==== Input for this task
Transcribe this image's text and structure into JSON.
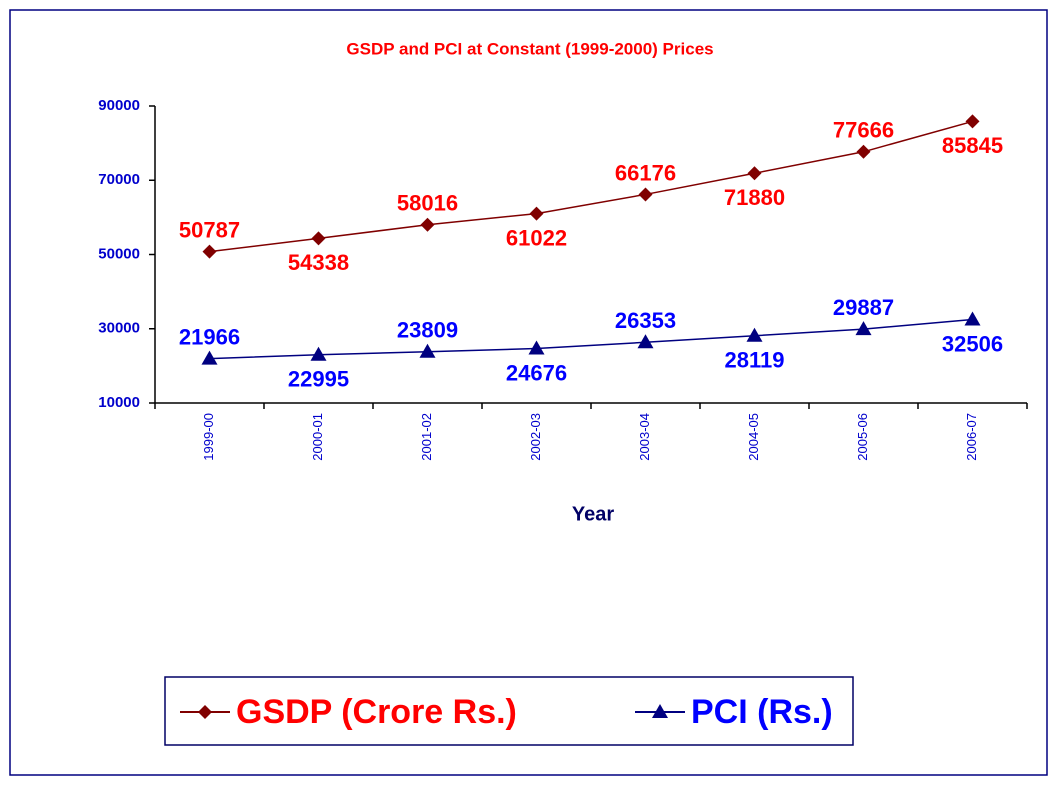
{
  "chart_data": {
    "type": "line",
    "title": "GSDP and PCI at  Constant (1999-2000) Prices",
    "x_label": "Year",
    "categories": [
      "1999-00",
      "2000-01",
      "2001-02",
      "2002-03",
      "2003-04",
      "2004-05",
      "2005-06",
      "2006-07"
    ],
    "series": [
      {
        "name": "GSDP (Crore Rs.)",
        "color": "#800000",
        "label_color": "#ff0000",
        "marker": "diamond",
        "values": [
          50787,
          54338,
          58016,
          61022,
          66176,
          71880,
          77666,
          85845
        ]
      },
      {
        "name": "PCI (Rs.)",
        "color": "#000080",
        "label_color": "#0000ff",
        "marker": "triangle",
        "values": [
          21966,
          22995,
          23809,
          24676,
          26353,
          28119,
          29887,
          32506
        ]
      }
    ],
    "ylim": [
      10000,
      90000
    ],
    "yticks": [
      10000,
      30000,
      50000,
      70000,
      90000
    ],
    "grid": false,
    "legend": "bottom"
  }
}
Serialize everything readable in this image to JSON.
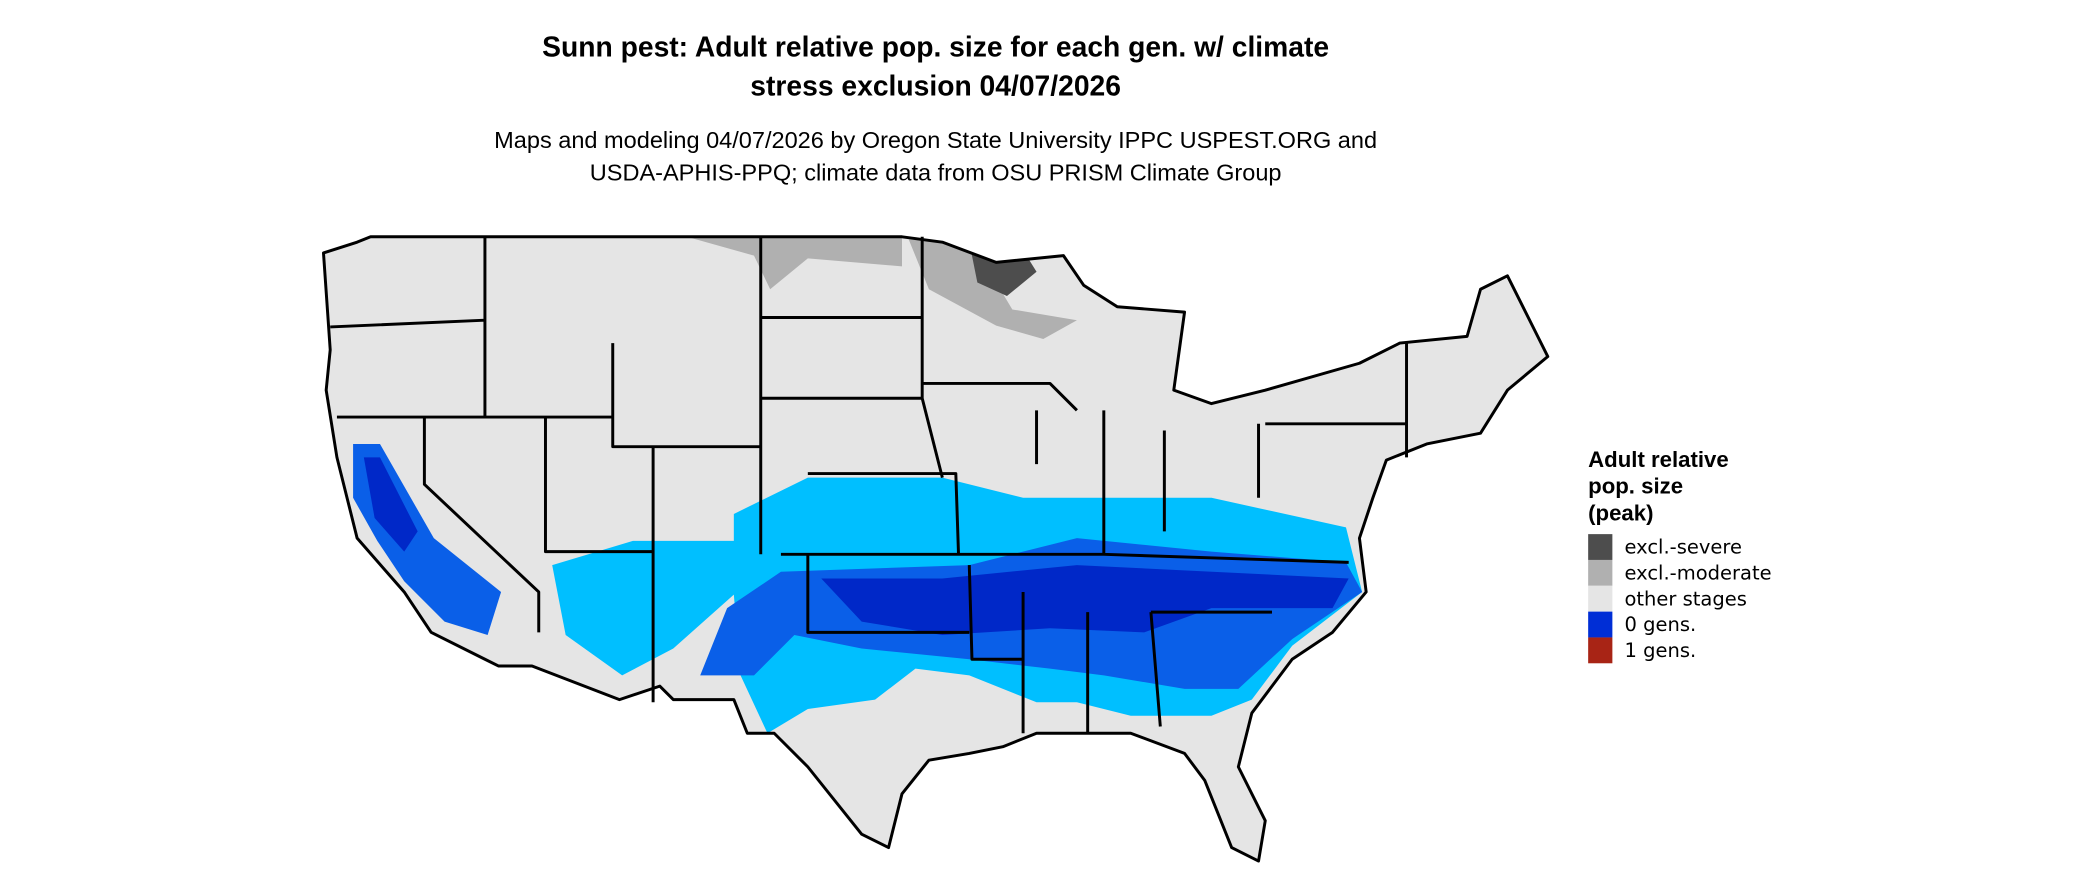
{
  "title": {
    "line1": "Sunn pest: Adult relative pop. size for each gen. w/ climate",
    "line2": "stress exclusion 04/07/2026"
  },
  "subtitle": {
    "line1": "Maps and modeling 04/07/2026 by Oregon State University IPPC USPEST.ORG and",
    "line2": "USDA-APHIS-PPQ; climate data from OSU PRISM Climate Group"
  },
  "map": {
    "region": "Contiguous United States",
    "colors": {
      "land": "#e5e5e5",
      "light_blue": "#00bfff",
      "mid_blue": "#0a5fe8",
      "dark_blue": "#0028c8",
      "excl_moderate": "#b0b0b0",
      "excl_severe": "#4d4d4d"
    }
  },
  "legend": {
    "title_lines": [
      "Adult relative",
      "pop. size",
      "(peak)"
    ],
    "items": [
      {
        "label": "excl.-severe",
        "color": "#4d4d4d"
      },
      {
        "label": "excl.-moderate",
        "color": "#b0b0b0"
      },
      {
        "label": "other stages",
        "color": "#e5e5e5"
      },
      {
        "label": "0 gens.",
        "color": "#002ed6"
      },
      {
        "label": "1 gens.",
        "color": "#a82415"
      }
    ]
  }
}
========
Task to complete -
Copy all the lines of data exactly as they appear, dropping any images.

Answer -
Transcribe this image's text and structure into JSON.
{
  "chart_data": {
    "type": "line",
    "title": "GSDP and PCI at  Constant (1999-2000) Prices",
    "x_label": "Year",
    "categories": [
      "1999-00",
      "2000-01",
      "2001-02",
      "2002-03",
      "2003-04",
      "2004-05",
      "2005-06",
      "2006-07"
    ],
    "series": [
      {
        "name": "GSDP (Crore Rs.)",
        "color": "#800000",
        "label_color": "#ff0000",
        "marker": "diamond",
        "values": [
          50787,
          54338,
          58016,
          61022,
          66176,
          71880,
          77666,
          85845
        ]
      },
      {
        "name": "PCI (Rs.)",
        "color": "#000080",
        "label_color": "#0000ff",
        "marker": "triangle",
        "values": [
          21966,
          22995,
          23809,
          24676,
          26353,
          28119,
          29887,
          32506
        ]
      }
    ],
    "ylim": [
      10000,
      90000
    ],
    "yticks": [
      10000,
      30000,
      50000,
      70000,
      90000
    ],
    "grid": false,
    "legend": "bottom"
  }
}
Serialize everything readable in this image to JSON.
{
  "title": {
    "line1": "Sunn pest: Adult relative pop. size for each gen. w/ climate",
    "line2": "stress exclusion 04/07/2026"
  },
  "subtitle": {
    "line1": "Maps and modeling 04/07/2026 by Oregon State University IPPC USPEST.ORG and",
    "line2": "USDA-APHIS-PPQ; climate data from OSU PRISM Climate Group"
  },
  "map": {
    "region": "Contiguous United States",
    "colors": {
      "land": "#e5e5e5",
      "light_blue": "#00bfff",
      "mid_blue": "#0a5fe8",
      "dark_blue": "#0028c8",
      "excl_moderate": "#b0b0b0",
      "excl_severe": "#4d4d4d"
    }
  },
  "legend": {
    "title_lines": [
      "Adult relative",
      "pop. size",
      "(peak)"
    ],
    "items": [
      {
        "label": "excl.-severe",
        "color": "#4d4d4d"
      },
      {
        "label": "excl.-moderate",
        "color": "#b0b0b0"
      },
      {
        "label": "other stages",
        "color": "#e5e5e5"
      },
      {
        "label": "0 gens.",
        "color": "#002ed6"
      },
      {
        "label": "1 gens.",
        "color": "#a82415"
      }
    ]
  }
}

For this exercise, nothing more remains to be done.